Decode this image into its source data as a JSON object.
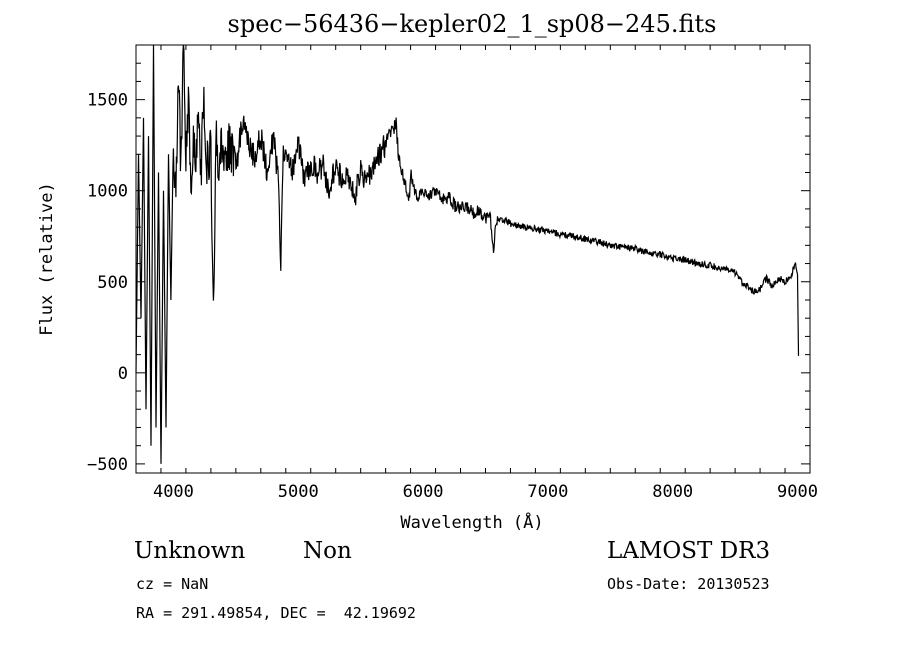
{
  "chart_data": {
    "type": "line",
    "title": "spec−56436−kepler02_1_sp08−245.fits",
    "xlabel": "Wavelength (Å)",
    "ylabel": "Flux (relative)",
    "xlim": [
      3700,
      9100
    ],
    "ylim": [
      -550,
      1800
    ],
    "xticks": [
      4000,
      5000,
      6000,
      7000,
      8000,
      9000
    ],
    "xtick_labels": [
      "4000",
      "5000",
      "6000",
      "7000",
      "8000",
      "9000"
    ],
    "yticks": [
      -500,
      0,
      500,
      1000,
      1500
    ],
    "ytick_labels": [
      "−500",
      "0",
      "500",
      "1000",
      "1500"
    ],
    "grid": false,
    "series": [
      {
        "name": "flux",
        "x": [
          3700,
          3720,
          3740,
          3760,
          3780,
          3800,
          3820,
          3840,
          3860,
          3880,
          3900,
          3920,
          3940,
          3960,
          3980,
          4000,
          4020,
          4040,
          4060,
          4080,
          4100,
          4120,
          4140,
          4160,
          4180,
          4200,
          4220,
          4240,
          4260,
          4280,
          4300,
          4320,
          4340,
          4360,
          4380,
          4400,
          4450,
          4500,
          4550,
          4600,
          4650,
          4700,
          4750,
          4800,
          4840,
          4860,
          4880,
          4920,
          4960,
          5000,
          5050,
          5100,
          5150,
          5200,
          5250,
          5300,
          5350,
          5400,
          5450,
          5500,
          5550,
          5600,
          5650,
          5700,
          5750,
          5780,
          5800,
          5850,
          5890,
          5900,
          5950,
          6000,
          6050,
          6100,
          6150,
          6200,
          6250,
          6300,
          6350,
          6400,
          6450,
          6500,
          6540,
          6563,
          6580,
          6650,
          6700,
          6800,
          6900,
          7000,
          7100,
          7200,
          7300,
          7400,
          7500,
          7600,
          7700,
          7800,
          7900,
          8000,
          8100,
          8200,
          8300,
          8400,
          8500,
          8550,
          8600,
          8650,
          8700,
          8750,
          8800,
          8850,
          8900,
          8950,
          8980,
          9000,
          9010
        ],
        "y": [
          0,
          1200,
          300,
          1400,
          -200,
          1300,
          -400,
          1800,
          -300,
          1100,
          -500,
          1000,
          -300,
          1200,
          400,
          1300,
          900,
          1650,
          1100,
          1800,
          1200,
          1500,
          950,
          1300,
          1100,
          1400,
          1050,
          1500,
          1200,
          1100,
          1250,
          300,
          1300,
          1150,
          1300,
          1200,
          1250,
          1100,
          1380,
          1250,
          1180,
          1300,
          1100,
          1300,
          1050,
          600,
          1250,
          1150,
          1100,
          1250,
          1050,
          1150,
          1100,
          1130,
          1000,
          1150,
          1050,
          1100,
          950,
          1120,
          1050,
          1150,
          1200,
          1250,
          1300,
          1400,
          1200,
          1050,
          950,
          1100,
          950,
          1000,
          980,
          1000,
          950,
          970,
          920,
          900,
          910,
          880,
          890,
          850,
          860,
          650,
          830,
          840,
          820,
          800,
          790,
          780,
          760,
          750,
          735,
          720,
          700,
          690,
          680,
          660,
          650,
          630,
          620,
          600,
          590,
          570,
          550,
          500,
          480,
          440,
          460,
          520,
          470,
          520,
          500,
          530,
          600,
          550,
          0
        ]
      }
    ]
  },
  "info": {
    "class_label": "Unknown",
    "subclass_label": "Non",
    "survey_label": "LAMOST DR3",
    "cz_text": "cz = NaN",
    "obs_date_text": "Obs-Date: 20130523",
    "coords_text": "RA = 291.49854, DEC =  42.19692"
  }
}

---

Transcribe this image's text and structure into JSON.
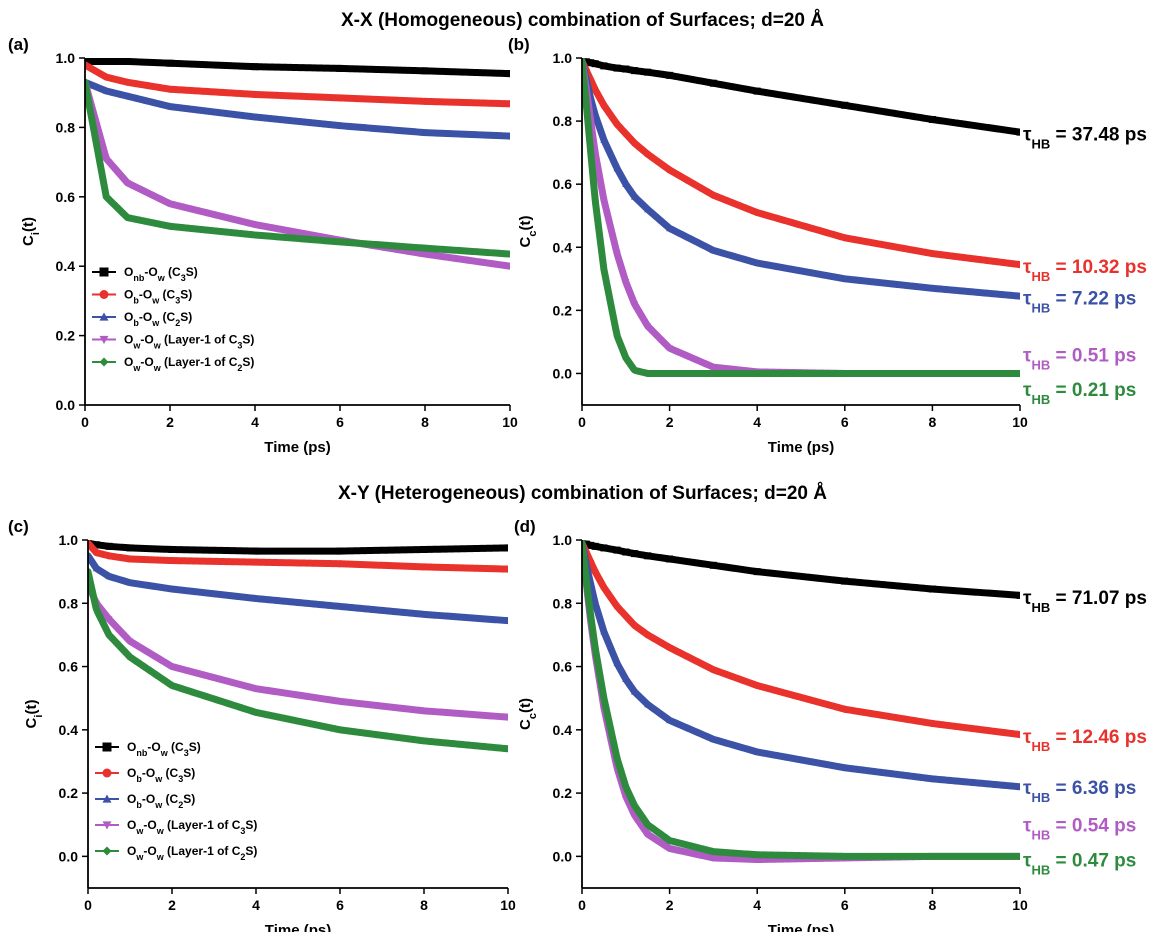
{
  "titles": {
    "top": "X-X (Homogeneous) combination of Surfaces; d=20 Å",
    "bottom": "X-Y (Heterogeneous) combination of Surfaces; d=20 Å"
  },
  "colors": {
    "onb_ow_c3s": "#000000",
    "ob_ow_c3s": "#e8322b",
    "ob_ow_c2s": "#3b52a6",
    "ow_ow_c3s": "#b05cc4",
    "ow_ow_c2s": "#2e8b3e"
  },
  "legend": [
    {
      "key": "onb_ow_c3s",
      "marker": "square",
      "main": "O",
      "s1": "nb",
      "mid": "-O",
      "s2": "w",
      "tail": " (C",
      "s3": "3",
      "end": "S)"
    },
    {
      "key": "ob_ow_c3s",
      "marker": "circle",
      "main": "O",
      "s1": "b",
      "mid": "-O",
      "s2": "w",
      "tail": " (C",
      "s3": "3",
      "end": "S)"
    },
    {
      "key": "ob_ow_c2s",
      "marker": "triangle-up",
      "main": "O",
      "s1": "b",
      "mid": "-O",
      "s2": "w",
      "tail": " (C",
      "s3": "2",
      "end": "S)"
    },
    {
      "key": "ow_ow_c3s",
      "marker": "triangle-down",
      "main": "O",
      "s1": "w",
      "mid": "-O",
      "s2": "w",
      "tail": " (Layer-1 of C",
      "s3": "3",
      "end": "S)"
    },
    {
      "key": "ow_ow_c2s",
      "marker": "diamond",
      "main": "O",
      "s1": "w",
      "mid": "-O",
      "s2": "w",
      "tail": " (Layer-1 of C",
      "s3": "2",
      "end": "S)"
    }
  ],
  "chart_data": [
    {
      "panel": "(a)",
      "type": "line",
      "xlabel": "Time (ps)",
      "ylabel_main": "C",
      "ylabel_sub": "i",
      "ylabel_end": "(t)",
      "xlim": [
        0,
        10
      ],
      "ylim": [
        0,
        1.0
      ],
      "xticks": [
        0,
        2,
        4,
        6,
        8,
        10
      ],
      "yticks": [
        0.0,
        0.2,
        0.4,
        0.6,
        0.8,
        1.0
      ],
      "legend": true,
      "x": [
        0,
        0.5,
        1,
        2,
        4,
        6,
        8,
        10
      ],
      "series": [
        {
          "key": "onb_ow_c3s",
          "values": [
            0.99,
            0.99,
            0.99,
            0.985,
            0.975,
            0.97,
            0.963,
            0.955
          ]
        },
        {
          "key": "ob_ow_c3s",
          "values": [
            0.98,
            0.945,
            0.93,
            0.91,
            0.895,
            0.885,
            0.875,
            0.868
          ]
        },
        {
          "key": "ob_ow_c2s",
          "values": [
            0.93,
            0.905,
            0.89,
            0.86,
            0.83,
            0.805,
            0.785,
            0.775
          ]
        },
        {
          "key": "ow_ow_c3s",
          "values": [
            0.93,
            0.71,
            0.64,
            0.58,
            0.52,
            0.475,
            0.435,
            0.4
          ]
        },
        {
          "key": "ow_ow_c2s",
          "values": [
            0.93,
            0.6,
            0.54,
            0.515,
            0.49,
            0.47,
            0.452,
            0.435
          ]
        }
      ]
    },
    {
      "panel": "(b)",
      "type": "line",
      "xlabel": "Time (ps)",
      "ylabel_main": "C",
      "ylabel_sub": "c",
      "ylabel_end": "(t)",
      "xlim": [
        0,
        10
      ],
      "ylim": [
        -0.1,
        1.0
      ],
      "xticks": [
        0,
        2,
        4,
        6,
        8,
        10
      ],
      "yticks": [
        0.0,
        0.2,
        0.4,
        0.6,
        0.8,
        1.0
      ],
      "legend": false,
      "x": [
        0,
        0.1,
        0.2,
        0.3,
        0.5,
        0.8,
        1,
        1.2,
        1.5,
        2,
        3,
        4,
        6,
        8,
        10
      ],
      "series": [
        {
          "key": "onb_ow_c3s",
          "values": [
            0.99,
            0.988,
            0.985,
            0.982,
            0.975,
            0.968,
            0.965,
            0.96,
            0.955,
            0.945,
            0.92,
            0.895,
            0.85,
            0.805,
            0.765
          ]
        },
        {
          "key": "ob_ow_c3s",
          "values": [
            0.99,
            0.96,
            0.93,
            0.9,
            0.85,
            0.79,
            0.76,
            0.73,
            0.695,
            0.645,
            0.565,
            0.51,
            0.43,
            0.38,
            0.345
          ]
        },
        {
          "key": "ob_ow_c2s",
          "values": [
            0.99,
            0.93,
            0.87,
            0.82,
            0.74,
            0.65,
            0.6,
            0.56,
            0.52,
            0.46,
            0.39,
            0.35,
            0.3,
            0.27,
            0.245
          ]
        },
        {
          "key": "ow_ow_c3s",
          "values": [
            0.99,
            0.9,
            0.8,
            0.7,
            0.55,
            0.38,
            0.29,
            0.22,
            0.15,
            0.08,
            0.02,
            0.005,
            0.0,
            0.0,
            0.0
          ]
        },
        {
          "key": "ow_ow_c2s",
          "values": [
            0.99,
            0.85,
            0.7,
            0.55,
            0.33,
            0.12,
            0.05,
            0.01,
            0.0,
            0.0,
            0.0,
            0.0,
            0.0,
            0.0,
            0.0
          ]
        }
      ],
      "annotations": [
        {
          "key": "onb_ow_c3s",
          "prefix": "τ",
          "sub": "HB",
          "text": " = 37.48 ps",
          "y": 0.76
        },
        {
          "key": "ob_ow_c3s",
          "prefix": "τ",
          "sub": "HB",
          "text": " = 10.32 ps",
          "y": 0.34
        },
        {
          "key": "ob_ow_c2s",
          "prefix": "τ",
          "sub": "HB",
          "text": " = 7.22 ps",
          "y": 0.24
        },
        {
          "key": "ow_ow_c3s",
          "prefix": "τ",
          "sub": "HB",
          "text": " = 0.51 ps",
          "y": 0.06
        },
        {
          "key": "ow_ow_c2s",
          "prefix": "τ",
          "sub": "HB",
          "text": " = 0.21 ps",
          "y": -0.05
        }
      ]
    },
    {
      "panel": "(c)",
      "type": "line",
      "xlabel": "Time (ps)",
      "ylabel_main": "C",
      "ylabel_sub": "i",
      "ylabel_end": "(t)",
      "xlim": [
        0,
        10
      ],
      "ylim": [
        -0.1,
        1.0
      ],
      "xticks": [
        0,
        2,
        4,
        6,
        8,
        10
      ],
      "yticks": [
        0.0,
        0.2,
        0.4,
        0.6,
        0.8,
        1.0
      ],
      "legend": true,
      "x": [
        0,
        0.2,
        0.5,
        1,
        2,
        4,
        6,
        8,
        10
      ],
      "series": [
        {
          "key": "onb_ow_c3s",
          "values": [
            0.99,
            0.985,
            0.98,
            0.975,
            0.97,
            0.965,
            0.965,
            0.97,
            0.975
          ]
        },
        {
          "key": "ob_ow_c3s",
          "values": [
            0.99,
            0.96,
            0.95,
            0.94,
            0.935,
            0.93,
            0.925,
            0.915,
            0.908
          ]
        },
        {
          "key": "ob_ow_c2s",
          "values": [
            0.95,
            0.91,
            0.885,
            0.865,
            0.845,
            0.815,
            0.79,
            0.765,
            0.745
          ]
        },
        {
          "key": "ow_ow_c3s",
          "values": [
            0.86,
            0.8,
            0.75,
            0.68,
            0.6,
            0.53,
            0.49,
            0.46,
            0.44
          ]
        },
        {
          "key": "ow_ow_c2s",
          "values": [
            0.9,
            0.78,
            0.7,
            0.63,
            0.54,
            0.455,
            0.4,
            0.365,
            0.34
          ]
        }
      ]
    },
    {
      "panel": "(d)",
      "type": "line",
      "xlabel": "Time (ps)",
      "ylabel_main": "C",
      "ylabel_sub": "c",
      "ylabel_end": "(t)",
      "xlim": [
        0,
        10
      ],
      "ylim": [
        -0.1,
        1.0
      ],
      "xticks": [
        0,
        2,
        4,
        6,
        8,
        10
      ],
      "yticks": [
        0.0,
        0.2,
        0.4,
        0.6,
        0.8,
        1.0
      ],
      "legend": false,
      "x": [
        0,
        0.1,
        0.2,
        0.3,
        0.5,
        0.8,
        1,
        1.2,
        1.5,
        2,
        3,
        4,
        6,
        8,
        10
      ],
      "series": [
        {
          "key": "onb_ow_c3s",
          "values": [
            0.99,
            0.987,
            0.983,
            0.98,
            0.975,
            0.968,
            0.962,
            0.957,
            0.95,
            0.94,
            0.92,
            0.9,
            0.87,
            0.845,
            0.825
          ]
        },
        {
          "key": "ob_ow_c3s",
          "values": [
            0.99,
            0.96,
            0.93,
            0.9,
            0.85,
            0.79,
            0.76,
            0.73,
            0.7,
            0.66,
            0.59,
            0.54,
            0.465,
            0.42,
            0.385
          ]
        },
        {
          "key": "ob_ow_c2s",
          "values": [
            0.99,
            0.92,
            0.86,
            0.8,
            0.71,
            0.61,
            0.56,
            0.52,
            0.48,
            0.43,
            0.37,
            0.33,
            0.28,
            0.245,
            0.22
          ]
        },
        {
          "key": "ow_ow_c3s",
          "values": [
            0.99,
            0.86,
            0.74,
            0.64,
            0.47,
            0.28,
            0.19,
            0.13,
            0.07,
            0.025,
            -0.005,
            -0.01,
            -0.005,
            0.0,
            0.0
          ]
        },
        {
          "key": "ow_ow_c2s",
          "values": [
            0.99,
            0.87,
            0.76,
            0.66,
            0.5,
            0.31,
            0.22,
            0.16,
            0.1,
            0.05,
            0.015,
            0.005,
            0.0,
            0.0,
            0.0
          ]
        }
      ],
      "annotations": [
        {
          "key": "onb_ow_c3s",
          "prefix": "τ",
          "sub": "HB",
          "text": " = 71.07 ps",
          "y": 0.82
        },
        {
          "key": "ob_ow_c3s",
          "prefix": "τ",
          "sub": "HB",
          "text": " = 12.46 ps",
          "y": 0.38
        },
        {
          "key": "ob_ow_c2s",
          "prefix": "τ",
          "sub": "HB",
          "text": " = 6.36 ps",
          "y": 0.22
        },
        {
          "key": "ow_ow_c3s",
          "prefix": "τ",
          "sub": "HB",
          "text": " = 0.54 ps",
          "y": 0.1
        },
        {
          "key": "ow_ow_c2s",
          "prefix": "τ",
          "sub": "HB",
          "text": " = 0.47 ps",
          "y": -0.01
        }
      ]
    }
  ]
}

**What to do:** Look through the data above. Copy every line with the string "Surfaces" in it.

**Completed exercise:**
    "top": "X-X (Homogeneous) combination of Surfaces; d=20 Å",
    "bottom": "X-Y (Heterogeneous) combination of Surfaces; d=20 Å"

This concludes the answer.